Find each line holding "Simulation" and copy it out.

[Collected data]
•••
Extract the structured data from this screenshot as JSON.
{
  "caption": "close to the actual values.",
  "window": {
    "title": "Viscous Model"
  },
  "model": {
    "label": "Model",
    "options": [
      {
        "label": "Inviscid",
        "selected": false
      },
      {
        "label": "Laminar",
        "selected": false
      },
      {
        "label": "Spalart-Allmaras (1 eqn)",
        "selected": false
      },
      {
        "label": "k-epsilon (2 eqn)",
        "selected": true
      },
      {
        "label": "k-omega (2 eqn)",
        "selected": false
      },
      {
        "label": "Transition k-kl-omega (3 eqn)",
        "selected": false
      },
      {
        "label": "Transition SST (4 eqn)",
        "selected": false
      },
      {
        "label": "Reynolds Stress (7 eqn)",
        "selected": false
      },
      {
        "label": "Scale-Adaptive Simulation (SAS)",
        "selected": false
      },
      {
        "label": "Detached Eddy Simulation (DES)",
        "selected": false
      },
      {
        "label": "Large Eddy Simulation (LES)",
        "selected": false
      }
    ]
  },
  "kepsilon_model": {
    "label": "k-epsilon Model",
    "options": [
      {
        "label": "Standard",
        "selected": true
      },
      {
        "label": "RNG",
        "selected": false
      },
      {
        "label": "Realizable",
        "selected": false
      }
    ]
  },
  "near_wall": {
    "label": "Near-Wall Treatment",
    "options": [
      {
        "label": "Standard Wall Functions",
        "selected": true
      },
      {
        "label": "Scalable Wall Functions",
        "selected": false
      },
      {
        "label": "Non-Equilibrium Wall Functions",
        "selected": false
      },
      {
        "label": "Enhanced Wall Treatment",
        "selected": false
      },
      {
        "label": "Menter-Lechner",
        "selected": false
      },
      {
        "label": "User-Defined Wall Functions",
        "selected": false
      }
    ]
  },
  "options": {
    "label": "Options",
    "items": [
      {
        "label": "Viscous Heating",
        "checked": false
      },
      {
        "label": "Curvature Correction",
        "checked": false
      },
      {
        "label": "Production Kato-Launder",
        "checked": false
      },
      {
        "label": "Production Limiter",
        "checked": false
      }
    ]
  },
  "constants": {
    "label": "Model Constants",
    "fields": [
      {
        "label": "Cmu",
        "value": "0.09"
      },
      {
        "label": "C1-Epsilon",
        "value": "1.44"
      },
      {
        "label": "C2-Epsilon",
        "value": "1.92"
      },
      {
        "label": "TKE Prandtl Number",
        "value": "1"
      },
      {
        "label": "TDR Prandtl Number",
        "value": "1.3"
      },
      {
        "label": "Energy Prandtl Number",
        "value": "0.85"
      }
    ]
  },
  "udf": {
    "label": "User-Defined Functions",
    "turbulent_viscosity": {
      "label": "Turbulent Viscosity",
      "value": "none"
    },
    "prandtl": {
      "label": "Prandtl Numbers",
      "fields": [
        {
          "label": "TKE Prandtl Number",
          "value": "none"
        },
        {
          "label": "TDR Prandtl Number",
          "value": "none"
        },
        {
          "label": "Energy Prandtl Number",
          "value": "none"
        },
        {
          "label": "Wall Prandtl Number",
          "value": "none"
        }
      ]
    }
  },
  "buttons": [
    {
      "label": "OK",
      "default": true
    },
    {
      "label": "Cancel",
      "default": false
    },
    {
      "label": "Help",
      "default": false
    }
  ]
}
•••
Response to the task:
        "label": "Scale-Adaptive Simulation (SAS)",
        "label": "Detached Eddy Simulation (DES)",
        "label": "Large Eddy Simulation (LES)",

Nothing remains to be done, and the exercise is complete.